'''

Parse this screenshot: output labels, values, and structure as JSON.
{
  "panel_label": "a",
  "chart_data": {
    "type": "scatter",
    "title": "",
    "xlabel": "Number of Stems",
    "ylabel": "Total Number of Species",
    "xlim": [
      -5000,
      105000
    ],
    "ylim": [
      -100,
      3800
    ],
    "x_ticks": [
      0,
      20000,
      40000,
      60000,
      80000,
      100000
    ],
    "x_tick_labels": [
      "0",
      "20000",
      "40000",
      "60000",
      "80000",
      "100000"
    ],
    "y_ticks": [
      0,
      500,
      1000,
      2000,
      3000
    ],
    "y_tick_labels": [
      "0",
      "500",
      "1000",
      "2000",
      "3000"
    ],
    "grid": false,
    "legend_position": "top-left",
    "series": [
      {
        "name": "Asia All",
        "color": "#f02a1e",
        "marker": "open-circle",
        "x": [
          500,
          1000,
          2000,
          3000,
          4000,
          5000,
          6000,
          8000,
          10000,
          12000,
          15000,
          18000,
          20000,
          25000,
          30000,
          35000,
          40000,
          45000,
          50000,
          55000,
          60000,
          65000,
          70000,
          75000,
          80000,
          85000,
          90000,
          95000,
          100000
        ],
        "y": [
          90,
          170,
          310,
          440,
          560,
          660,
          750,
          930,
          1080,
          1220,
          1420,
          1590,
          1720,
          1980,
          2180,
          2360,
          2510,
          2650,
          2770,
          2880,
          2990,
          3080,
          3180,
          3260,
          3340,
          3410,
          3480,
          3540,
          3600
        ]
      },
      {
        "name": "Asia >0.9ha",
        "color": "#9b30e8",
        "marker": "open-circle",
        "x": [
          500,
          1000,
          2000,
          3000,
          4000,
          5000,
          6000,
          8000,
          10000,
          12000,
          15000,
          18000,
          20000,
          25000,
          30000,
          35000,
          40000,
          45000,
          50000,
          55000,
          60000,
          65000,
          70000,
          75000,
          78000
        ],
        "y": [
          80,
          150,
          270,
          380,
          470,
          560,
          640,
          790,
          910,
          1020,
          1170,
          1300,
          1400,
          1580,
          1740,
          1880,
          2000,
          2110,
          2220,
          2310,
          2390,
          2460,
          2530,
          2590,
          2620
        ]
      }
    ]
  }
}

'''

__Task statement__.
Gather, from the listing above, every line carrying the word "Number".

__Task output__.
    "xlabel": "Number of Stems",
    "ylabel": "Total Number of Species",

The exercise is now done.